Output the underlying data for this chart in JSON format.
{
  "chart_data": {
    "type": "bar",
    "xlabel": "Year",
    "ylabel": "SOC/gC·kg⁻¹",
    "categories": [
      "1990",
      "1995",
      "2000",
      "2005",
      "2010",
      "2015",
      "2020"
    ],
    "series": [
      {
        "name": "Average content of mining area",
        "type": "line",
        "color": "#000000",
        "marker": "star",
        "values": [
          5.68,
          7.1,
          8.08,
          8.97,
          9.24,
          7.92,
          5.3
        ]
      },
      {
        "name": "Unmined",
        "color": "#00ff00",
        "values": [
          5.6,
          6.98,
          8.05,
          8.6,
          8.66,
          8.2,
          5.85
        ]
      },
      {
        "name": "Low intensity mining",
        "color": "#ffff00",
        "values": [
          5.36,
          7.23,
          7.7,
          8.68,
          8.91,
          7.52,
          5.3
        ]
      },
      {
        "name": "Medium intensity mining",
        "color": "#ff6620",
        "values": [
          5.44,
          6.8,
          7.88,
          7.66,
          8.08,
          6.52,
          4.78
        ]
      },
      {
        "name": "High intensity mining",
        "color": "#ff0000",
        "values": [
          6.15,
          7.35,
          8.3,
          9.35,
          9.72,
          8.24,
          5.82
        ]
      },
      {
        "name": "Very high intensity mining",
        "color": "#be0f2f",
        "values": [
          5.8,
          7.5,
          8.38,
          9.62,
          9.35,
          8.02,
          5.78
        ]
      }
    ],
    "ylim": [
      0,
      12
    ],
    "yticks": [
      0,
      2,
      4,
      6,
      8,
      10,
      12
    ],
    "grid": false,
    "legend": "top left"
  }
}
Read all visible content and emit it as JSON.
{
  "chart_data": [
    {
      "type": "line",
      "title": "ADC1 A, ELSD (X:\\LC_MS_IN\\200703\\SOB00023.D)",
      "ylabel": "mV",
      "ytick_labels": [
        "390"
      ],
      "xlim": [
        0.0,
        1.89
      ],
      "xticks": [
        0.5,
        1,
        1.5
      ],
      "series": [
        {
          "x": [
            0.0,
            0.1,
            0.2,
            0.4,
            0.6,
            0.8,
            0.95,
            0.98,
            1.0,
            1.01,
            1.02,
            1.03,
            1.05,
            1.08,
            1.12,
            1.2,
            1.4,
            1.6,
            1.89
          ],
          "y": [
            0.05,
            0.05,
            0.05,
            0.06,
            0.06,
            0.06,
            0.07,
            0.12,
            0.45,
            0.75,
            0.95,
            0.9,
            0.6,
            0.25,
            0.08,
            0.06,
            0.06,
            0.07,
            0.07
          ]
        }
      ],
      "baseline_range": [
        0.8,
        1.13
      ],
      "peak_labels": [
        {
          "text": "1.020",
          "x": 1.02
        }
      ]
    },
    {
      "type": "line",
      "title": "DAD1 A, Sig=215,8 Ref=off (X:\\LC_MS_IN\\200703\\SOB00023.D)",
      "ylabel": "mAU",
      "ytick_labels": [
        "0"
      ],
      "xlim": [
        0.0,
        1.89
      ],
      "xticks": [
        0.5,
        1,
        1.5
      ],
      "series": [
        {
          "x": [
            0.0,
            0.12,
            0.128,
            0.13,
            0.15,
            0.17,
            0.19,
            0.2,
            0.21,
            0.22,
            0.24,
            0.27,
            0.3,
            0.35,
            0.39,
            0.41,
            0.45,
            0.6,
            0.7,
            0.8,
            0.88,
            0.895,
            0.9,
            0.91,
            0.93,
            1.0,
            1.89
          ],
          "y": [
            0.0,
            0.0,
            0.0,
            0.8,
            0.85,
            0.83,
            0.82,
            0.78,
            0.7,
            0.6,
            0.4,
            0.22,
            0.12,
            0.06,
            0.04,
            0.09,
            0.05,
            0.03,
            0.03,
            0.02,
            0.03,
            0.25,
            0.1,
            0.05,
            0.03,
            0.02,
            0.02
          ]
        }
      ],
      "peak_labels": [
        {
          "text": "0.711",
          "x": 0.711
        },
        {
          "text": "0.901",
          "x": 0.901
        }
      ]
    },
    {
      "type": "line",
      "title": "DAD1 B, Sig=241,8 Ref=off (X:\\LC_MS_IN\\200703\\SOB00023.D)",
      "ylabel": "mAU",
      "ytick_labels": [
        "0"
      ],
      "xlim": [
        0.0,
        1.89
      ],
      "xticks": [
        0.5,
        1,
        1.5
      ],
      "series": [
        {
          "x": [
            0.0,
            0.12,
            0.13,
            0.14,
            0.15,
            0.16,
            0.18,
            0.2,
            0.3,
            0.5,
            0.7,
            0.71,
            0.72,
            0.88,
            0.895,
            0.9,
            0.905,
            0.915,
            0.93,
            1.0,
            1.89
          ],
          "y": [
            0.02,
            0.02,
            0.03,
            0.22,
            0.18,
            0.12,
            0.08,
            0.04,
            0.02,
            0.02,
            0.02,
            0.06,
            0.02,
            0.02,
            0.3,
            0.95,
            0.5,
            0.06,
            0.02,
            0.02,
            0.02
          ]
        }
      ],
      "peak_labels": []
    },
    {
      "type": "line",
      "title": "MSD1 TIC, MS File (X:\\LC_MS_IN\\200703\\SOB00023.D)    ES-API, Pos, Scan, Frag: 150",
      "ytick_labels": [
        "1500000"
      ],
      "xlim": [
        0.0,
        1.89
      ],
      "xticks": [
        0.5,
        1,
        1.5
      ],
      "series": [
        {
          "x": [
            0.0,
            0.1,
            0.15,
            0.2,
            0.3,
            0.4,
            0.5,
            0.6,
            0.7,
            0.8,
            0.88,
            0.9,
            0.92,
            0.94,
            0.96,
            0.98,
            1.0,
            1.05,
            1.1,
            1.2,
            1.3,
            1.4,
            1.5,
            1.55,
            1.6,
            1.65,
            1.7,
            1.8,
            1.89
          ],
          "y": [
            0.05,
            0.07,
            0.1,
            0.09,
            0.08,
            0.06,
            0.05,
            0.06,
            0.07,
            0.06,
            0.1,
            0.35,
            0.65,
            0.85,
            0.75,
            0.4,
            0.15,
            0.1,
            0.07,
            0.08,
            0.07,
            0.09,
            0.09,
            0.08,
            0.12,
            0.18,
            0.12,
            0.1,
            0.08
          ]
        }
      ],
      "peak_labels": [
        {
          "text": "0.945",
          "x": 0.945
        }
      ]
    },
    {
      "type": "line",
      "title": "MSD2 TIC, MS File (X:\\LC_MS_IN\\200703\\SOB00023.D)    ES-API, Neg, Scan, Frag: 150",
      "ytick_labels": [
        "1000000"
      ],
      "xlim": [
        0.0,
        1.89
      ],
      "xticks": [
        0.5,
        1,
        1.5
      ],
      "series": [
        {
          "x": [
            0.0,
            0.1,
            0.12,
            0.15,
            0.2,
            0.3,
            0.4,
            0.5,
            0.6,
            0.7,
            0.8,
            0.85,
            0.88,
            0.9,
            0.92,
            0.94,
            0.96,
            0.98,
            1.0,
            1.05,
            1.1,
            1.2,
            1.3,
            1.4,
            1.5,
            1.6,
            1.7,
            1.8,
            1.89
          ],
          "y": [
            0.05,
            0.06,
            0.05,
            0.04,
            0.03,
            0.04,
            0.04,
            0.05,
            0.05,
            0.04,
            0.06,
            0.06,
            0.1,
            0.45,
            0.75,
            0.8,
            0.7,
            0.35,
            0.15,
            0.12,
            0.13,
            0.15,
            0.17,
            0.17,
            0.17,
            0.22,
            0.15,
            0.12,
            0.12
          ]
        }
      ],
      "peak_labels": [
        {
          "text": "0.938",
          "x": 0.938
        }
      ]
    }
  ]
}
-------
Set exercise — Copy out each line of the records that holds the string "name".

Reply —
        "name": "Average content of mining area",
        "name": "Unmined",
        "name": "Low intensity mining",
        "name": "Medium intensity mining",
        "name": "High intensity mining",
        "name": "Very high intensity mining",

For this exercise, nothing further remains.